● **RECORDS SHOWN**
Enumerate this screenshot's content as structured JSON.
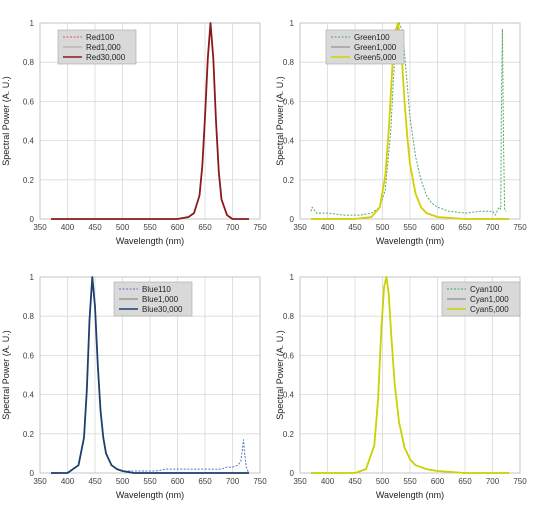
{
  "chart_data": [
    {
      "type": "line",
      "xlabel": "Wavelength (nm)",
      "ylabel": "Spectral Power (A. U.)",
      "xlim": [
        350,
        750
      ],
      "ylim": [
        0,
        1
      ],
      "x_ticks": [
        "350",
        "400",
        "450",
        "500",
        "550",
        "600",
        "650",
        "700",
        "750"
      ],
      "y_ticks": [
        "0",
        "0.2",
        "0.4",
        "0.6",
        "0.8",
        "1"
      ],
      "grid": true,
      "legend_position": "top-left",
      "series": [
        {
          "name": "Red100",
          "color": "#e05555",
          "style": "dotted",
          "x": [
            370,
            400,
            500,
            550,
            600,
            620,
            630,
            640,
            645,
            650,
            655,
            660,
            665,
            670,
            675,
            680,
            690,
            700,
            730
          ],
          "y": [
            0,
            0,
            0,
            0,
            0,
            0.01,
            0.03,
            0.12,
            0.27,
            0.52,
            0.82,
            1.0,
            0.82,
            0.5,
            0.24,
            0.1,
            0.02,
            0,
            0
          ]
        },
        {
          "name": "Red1,000",
          "color": "#b8b8b8",
          "style": "solid",
          "x": [
            370,
            400,
            500,
            550,
            600,
            620,
            630,
            640,
            645,
            650,
            655,
            660,
            665,
            670,
            675,
            680,
            690,
            700,
            730
          ],
          "y": [
            0,
            0,
            0,
            0,
            0,
            0.01,
            0.03,
            0.12,
            0.27,
            0.52,
            0.82,
            1.0,
            0.82,
            0.5,
            0.24,
            0.1,
            0.02,
            0,
            0
          ]
        },
        {
          "name": "Red30,000",
          "color": "#8b1a1a",
          "style": "solid",
          "x": [
            370,
            400,
            500,
            550,
            600,
            620,
            630,
            640,
            645,
            650,
            655,
            660,
            665,
            670,
            675,
            680,
            690,
            700,
            730
          ],
          "y": [
            0,
            0,
            0,
            0,
            0,
            0.01,
            0.03,
            0.12,
            0.27,
            0.52,
            0.82,
            1.0,
            0.82,
            0.5,
            0.24,
            0.1,
            0.02,
            0,
            0
          ]
        }
      ]
    },
    {
      "type": "line",
      "xlabel": "Wavelength (nm)",
      "ylabel": "Spectral Power (A. U.)",
      "xlim": [
        350,
        750
      ],
      "ylim": [
        0,
        1
      ],
      "x_ticks": [
        "350",
        "400",
        "450",
        "500",
        "550",
        "600",
        "650",
        "700",
        "750"
      ],
      "y_ticks": [
        "0",
        "0.2",
        "0.4",
        "0.6",
        "0.8",
        "1"
      ],
      "grid": true,
      "legend_position": "top-left",
      "series": [
        {
          "name": "Green100",
          "color": "#55a86a",
          "style": "dotted",
          "x": [
            370,
            372,
            380,
            400,
            430,
            460,
            480,
            495,
            505,
            515,
            520,
            525,
            530,
            535,
            540,
            545,
            550,
            560,
            570,
            580,
            590,
            600,
            620,
            650,
            680,
            700,
            705,
            710,
            712,
            715,
            716,
            718,
            720,
            722,
            725
          ],
          "y": [
            0.04,
            0.06,
            0.03,
            0.03,
            0.02,
            0.02,
            0.03,
            0.06,
            0.15,
            0.45,
            0.72,
            0.93,
            1.0,
            0.97,
            0.85,
            0.68,
            0.52,
            0.32,
            0.2,
            0.12,
            0.08,
            0.06,
            0.04,
            0.03,
            0.04,
            0.04,
            0.02,
            0.05,
            0.06,
            0.05,
            0.5,
            0.97,
            0.4,
            0.05,
            0.04
          ]
        },
        {
          "name": "Green1,000",
          "color": "#a0a0a0",
          "style": "solid",
          "x": [
            370,
            400,
            450,
            480,
            495,
            505,
            512,
            518,
            524,
            528,
            532,
            536,
            540,
            545,
            550,
            560,
            570,
            580,
            600,
            650,
            700,
            730
          ],
          "y": [
            0,
            0,
            0,
            0.01,
            0.06,
            0.22,
            0.48,
            0.78,
            0.96,
            1.0,
            0.93,
            0.78,
            0.6,
            0.42,
            0.28,
            0.13,
            0.06,
            0.03,
            0.01,
            0,
            0,
            0
          ]
        },
        {
          "name": "Green5,000",
          "color": "#d4d000",
          "style": "solid",
          "x": [
            370,
            400,
            450,
            480,
            495,
            505,
            512,
            518,
            524,
            528,
            532,
            536,
            540,
            545,
            550,
            560,
            570,
            580,
            600,
            650,
            700,
            730
          ],
          "y": [
            0,
            0,
            0,
            0.01,
            0.06,
            0.22,
            0.48,
            0.78,
            0.96,
            1.0,
            0.93,
            0.78,
            0.6,
            0.42,
            0.28,
            0.13,
            0.06,
            0.03,
            0.01,
            0,
            0,
            0
          ]
        }
      ]
    },
    {
      "type": "line",
      "xlabel": "Wavelength (nm)",
      "ylabel": "Spectral Power (A. U.)",
      "xlim": [
        350,
        750
      ],
      "ylim": [
        0,
        1
      ],
      "x_ticks": [
        "350",
        "400",
        "450",
        "500",
        "550",
        "600",
        "650",
        "700",
        "750"
      ],
      "y_ticks": [
        "0",
        "0.2",
        "0.4",
        "0.6",
        "0.8",
        "1"
      ],
      "grid": true,
      "legend_position": "top-right",
      "series": [
        {
          "name": "Blue110",
          "color": "#5577c0",
          "style": "dotted",
          "x": [
            370,
            400,
            420,
            430,
            435,
            440,
            445,
            450,
            455,
            460,
            465,
            470,
            480,
            490,
            500,
            520,
            540,
            560,
            580,
            600,
            620,
            640,
            660,
            680,
            690,
            700,
            710,
            715,
            718,
            720,
            722,
            725,
            728,
            730
          ],
          "y": [
            0,
            0,
            0.04,
            0.18,
            0.42,
            0.78,
            1.0,
            0.85,
            0.55,
            0.32,
            0.18,
            0.1,
            0.04,
            0.02,
            0.01,
            0.01,
            0.01,
            0.01,
            0.02,
            0.02,
            0.02,
            0.02,
            0.02,
            0.02,
            0.03,
            0.03,
            0.04,
            0.06,
            0.12,
            0.17,
            0.1,
            0.03,
            0.01,
            0
          ]
        },
        {
          "name": "Blue1,000",
          "color": "#9a9a9a",
          "style": "solid",
          "x": [
            370,
            400,
            420,
            430,
            435,
            440,
            445,
            450,
            455,
            460,
            465,
            470,
            480,
            490,
            500,
            520,
            560,
            600,
            650,
            700,
            730
          ],
          "y": [
            0,
            0,
            0.04,
            0.18,
            0.42,
            0.78,
            1.0,
            0.85,
            0.55,
            0.32,
            0.18,
            0.1,
            0.04,
            0.02,
            0.01,
            0,
            0,
            0,
            0,
            0,
            0
          ]
        },
        {
          "name": "Blue30,000",
          "color": "#1f3f70",
          "style": "solid",
          "x": [
            370,
            400,
            420,
            430,
            435,
            440,
            445,
            450,
            455,
            460,
            465,
            470,
            480,
            490,
            500,
            520,
            560,
            600,
            650,
            700,
            730
          ],
          "y": [
            0,
            0,
            0.04,
            0.18,
            0.42,
            0.78,
            1.0,
            0.85,
            0.55,
            0.32,
            0.18,
            0.1,
            0.04,
            0.02,
            0.01,
            0,
            0,
            0,
            0,
            0,
            0
          ]
        }
      ]
    },
    {
      "type": "line",
      "xlabel": "Wavelength (nm)",
      "ylabel": "Spectral Power (A. U.)",
      "xlim": [
        350,
        750
      ],
      "ylim": [
        0,
        1
      ],
      "x_ticks": [
        "350",
        "400",
        "450",
        "500",
        "550",
        "600",
        "650",
        "700",
        "750"
      ],
      "y_ticks": [
        "0",
        "0.2",
        "0.4",
        "0.6",
        "0.8",
        "1"
      ],
      "grid": true,
      "legend_position": "top-right",
      "series": [
        {
          "name": "Cyan100",
          "color": "#3aa860",
          "style": "dotted",
          "x": [
            370,
            420,
            450,
            470,
            485,
            492,
            498,
            503,
            507,
            511,
            516,
            522,
            530,
            540,
            550,
            560,
            580,
            600,
            650,
            730
          ],
          "y": [
            0,
            0,
            0,
            0.02,
            0.14,
            0.38,
            0.74,
            0.95,
            1.0,
            0.92,
            0.7,
            0.46,
            0.26,
            0.13,
            0.07,
            0.04,
            0.02,
            0.01,
            0,
            0
          ]
        },
        {
          "name": "Cyan1,000",
          "color": "#9a9a9a",
          "style": "solid",
          "x": [
            370,
            420,
            450,
            470,
            485,
            492,
            498,
            503,
            507,
            511,
            516,
            522,
            530,
            540,
            550,
            560,
            580,
            600,
            650,
            730
          ],
          "y": [
            0,
            0,
            0,
            0.02,
            0.14,
            0.38,
            0.74,
            0.95,
            1.0,
            0.92,
            0.7,
            0.46,
            0.26,
            0.13,
            0.07,
            0.04,
            0.02,
            0.01,
            0,
            0
          ]
        },
        {
          "name": "Cyan5,000",
          "color": "#c8d400",
          "style": "solid",
          "x": [
            370,
            420,
            450,
            470,
            485,
            492,
            498,
            503,
            507,
            511,
            516,
            522,
            530,
            540,
            550,
            560,
            580,
            600,
            650,
            730
          ],
          "y": [
            0,
            0,
            0,
            0.02,
            0.14,
            0.38,
            0.74,
            0.95,
            1.0,
            0.92,
            0.7,
            0.46,
            0.26,
            0.13,
            0.07,
            0.04,
            0.02,
            0.01,
            0,
            0
          ]
        }
      ]
    }
  ]
}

● **INSTRUCTIONS TO FOLLOW**
Which lines in the records above contain the string "name"? Copy each one.

● **RESULT FOR THIS TASK**
          "name": "Red100",
          "name": "Red1,000",
          "name": "Red30,000",
          "name": "Green100",
          "name": "Green1,000",
          "name": "Green5,000",
          "name": "Blue110",
          "name": "Blue1,000",
          "name": "Blue30,000",
          "name": "Cyan100",
          "name": "Cyan1,000",
          "name": "Cyan5,000",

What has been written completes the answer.